-- START --

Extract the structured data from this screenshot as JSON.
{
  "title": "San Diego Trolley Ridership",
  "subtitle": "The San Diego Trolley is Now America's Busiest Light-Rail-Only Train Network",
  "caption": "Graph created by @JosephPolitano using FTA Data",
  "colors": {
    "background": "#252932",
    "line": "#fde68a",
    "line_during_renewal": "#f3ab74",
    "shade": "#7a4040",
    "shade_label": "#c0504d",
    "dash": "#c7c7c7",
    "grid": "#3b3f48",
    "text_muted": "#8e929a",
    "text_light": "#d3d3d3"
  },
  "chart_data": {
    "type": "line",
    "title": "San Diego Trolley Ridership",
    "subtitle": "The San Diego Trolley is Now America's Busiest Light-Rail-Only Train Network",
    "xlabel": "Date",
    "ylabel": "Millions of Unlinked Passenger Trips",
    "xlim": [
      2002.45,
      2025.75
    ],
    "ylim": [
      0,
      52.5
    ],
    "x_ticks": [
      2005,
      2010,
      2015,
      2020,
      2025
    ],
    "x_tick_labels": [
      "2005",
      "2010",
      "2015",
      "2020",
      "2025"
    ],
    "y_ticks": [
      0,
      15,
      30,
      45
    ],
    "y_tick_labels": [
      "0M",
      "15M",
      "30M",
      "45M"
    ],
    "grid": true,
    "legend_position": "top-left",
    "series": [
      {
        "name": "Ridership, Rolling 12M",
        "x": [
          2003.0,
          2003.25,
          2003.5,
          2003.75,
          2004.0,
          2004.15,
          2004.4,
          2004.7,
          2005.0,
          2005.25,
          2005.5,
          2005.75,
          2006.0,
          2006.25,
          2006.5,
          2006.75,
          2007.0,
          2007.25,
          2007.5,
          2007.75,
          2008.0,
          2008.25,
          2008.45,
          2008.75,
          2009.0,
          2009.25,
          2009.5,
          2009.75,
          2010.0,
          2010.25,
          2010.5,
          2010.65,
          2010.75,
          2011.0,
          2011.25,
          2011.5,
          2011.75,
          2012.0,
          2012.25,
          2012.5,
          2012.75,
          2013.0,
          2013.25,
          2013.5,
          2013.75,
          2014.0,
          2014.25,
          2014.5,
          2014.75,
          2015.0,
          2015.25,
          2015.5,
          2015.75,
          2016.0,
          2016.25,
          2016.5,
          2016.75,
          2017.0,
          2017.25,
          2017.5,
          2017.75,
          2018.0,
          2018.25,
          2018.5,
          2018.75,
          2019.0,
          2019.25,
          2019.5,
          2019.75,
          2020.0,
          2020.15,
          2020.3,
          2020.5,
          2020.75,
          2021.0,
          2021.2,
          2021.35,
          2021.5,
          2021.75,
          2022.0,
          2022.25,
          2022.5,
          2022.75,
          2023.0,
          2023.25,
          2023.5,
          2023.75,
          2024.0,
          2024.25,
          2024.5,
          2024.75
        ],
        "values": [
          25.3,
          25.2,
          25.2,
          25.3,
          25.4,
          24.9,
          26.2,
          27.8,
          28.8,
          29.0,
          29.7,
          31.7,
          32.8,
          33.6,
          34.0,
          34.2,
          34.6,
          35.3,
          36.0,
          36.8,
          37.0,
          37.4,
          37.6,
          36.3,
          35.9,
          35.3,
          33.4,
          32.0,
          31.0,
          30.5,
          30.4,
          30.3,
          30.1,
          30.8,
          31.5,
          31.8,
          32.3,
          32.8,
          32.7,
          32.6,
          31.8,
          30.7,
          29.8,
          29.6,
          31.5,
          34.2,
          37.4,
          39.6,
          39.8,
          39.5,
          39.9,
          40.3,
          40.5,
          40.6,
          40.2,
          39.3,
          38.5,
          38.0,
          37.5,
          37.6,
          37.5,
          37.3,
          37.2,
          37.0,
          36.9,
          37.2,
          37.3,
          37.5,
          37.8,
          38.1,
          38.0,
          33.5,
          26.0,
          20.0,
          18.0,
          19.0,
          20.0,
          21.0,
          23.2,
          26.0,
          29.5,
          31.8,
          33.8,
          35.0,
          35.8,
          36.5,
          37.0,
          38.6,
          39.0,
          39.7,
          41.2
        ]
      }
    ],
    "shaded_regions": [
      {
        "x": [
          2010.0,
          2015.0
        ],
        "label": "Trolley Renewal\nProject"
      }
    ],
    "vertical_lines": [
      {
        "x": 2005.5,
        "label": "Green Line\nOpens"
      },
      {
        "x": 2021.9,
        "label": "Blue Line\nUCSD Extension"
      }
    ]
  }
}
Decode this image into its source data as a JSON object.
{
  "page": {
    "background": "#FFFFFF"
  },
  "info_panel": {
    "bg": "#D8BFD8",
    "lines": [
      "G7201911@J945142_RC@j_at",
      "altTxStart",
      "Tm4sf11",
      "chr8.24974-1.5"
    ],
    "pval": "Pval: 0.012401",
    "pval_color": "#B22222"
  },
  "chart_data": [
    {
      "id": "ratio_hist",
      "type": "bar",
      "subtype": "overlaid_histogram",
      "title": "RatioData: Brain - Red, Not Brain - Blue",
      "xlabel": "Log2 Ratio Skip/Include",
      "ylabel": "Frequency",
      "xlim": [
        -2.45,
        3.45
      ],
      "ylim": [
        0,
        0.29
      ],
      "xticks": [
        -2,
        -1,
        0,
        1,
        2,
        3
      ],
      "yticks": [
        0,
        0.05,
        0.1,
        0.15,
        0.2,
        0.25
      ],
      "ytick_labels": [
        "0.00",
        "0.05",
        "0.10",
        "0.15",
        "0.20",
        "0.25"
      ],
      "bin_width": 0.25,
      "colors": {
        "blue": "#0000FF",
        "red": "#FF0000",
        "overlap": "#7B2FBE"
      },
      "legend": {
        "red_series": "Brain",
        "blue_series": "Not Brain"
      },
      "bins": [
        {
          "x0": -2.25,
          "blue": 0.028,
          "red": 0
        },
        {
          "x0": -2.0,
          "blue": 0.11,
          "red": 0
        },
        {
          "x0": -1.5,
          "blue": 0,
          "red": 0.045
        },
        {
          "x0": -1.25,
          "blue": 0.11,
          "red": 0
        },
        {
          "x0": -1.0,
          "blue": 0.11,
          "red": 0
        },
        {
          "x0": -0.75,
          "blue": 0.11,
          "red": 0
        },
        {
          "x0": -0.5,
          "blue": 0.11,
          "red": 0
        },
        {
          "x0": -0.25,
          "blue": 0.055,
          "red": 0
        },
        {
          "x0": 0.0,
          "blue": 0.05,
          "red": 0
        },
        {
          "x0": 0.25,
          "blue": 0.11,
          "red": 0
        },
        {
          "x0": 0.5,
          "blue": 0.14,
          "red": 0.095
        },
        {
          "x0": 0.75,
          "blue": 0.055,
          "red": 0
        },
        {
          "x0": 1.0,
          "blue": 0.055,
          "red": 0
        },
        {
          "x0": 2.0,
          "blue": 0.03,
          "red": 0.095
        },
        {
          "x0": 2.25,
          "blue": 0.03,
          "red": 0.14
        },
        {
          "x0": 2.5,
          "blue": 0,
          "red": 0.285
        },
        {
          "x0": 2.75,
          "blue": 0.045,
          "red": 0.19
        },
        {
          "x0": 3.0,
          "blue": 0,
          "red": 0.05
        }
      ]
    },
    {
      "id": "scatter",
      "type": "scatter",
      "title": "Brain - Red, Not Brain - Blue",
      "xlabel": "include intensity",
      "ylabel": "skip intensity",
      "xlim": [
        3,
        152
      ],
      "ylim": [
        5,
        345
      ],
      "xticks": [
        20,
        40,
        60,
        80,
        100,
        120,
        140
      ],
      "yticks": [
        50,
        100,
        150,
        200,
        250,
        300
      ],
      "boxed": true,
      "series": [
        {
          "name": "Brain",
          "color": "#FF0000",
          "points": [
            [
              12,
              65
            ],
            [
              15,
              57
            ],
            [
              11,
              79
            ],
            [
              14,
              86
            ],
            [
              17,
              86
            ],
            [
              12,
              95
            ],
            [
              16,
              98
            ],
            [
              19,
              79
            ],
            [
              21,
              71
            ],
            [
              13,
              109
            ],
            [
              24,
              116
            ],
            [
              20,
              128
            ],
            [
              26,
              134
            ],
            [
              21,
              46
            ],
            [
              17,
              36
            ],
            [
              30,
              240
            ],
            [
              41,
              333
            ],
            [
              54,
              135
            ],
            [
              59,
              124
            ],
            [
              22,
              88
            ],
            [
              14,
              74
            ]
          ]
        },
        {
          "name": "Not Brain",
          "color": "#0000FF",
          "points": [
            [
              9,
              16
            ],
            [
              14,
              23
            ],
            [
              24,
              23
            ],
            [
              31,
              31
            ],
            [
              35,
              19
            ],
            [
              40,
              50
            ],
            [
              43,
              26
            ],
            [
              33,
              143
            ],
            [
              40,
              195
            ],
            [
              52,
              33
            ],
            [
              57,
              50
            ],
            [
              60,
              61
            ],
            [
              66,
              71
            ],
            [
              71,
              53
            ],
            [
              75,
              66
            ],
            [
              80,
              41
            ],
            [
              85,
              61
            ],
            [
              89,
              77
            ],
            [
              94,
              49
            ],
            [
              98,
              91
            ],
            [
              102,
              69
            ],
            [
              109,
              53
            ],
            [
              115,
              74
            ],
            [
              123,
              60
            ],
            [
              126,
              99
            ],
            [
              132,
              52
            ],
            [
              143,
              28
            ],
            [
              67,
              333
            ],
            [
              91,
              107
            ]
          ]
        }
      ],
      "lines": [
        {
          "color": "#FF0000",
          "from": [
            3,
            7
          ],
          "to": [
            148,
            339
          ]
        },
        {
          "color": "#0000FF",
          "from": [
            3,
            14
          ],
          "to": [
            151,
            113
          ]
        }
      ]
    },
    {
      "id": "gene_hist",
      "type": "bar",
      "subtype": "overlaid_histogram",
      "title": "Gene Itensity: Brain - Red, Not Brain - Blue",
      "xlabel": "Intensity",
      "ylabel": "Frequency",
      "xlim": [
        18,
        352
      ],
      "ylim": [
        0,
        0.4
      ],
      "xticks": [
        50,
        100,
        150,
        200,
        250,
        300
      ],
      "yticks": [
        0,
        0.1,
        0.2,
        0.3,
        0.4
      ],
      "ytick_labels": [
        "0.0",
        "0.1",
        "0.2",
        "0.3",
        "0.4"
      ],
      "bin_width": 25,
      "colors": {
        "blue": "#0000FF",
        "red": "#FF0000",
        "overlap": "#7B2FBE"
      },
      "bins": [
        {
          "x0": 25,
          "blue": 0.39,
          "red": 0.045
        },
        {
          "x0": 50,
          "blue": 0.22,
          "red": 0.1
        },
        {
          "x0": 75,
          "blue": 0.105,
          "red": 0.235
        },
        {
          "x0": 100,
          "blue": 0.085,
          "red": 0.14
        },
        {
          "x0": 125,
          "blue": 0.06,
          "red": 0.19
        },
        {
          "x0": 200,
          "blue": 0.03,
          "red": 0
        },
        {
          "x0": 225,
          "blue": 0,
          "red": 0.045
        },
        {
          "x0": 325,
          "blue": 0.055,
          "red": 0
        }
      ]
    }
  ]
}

-- END --

### Task instructions
Check each line of the records for "Diego" and copy the ones that contain it.

### Correct result
  "title": "San Diego Trolley Ridership",
  "subtitle": "The San Diego Trolley is Now America's Busiest Light-Rail-Only Train Network",
    "title": "San Diego Trolley Ridership",
    "subtitle": "The San Diego Trolley is Now America's Busiest Light-Rail-Only Train Network",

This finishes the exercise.